▶ _Short problem_
Retype the listing that follows, exactly as written.

(Records contained in a dataset)

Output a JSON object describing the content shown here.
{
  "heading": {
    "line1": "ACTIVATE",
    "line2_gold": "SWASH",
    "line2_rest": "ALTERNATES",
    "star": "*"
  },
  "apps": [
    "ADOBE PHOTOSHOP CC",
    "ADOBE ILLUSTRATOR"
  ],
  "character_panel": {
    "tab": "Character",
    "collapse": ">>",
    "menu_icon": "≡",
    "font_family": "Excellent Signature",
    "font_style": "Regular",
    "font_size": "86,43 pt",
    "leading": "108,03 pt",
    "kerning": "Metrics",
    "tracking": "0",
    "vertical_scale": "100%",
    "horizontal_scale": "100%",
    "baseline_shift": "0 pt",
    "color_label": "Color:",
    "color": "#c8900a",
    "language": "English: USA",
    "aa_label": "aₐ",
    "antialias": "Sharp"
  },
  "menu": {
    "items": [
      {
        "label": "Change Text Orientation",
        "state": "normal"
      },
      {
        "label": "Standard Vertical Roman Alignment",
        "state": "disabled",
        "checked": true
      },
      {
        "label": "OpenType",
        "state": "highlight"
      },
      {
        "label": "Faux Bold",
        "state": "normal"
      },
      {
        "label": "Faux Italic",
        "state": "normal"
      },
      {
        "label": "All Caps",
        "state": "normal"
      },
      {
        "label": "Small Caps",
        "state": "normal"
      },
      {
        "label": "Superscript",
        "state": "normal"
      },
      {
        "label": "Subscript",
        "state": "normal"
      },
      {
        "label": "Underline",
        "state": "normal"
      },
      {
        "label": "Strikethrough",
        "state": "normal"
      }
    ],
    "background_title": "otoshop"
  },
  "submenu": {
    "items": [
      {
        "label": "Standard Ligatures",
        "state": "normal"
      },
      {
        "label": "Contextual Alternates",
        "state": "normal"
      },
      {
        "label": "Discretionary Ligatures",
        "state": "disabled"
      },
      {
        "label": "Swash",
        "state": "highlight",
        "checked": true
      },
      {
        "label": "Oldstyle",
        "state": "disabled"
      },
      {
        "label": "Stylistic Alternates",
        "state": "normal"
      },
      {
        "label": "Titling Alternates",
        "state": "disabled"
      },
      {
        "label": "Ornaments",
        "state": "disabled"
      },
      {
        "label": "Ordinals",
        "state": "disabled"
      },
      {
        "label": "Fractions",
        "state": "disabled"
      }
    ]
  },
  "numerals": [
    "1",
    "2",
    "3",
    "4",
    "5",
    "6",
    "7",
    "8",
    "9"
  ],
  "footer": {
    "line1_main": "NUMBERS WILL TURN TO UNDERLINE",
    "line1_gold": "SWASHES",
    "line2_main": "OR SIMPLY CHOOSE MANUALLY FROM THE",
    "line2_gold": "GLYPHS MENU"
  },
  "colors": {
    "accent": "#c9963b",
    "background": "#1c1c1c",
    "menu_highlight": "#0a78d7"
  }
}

▶ _Written response_
Output a JSON object describing the content shown here.
{
  "heading": {
    "line1": "ACTIVATE",
    "line2_gold": "SWASH",
    "line2_rest": "ALTERNATES",
    "star": "*"
  },
  "apps": [
    "ADOBE PHOTOSHOP CC",
    "ADOBE ILLUSTRATOR"
  ],
  "character_panel": {
    "tab": "Character",
    "collapse": ">>",
    "menu_icon": "≡",
    "font_family": "Excellent Signature",
    "font_style": "Regular",
    "font_size": "86,43 pt",
    "leading": "108,03 pt",
    "kerning": "Metrics",
    "tracking": "0",
    "vertical_scale": "100%",
    "horizontal_scale": "100%",
    "baseline_shift": "0 pt",
    "color_label": "Color:",
    "color": "#c8900a",
    "language": "English: USA",
    "aa_label": "aₐ",
    "antialias": "Sharp"
  },
  "menu": {
    "items": [
      {
        "label": "Change Text Orientation",
        "state": "normal"
      },
      {
        "label": "Standard Vertical Roman Alignment",
        "state": "disabled",
        "checked": true
      },
      {
        "label": "OpenType",
        "state": "highlight"
      },
      {
        "label": "Faux Bold",
        "state": "normal"
      },
      {
        "label": "Faux Italic",
        "state": "normal"
      },
      {
        "label": "All Caps",
        "state": "normal"
      },
      {
        "label": "Small Caps",
        "state": "normal"
      },
      {
        "label": "Superscript",
        "state": "normal"
      },
      {
        "label": "Subscript",
        "state": "normal"
      },
      {
        "label": "Underline",
        "state": "normal"
      },
      {
        "label": "Strikethrough",
        "state": "normal"
      }
    ],
    "background_title": "otoshop"
  },
  "submenu": {
    "items": [
      {
        "label": "Standard Ligatures",
        "state": "normal"
      },
      {
        "label": "Contextual Alternates",
        "state": "normal"
      },
      {
        "label": "Discretionary Ligatures",
        "state": "disabled"
      },
      {
        "label": "Swash",
        "state": "highlight",
        "checked": true
      },
      {
        "label": "Oldstyle",
        "state": "disabled"
      },
      {
        "label": "Stylistic Alternates",
        "state": "normal"
      },
      {
        "label": "Titling Alternates",
        "state": "disabled"
      },
      {
        "label": "Ornaments",
        "state": "disabled"
      },
      {
        "label": "Ordinals",
        "state": "disabled"
      },
      {
        "label": "Fractions",
        "state": "disabled"
      }
    ]
  },
  "numerals": [
    "1",
    "2",
    "3",
    "4",
    "5",
    "6",
    "7",
    "8",
    "9"
  ],
  "footer": {
    "line1_main": "NUMBERS WILL TURN TO UNDERLINE",
    "line1_gold": "SWASHES",
    "line2_main": "OR SIMPLY CHOOSE MANUALLY FROM THE",
    "line2_gold": "GLYPHS MENU"
  },
  "colors": {
    "accent": "#c9963b",
    "background": "#1c1c1c",
    "menu_highlight": "#0a78d7"
  }
}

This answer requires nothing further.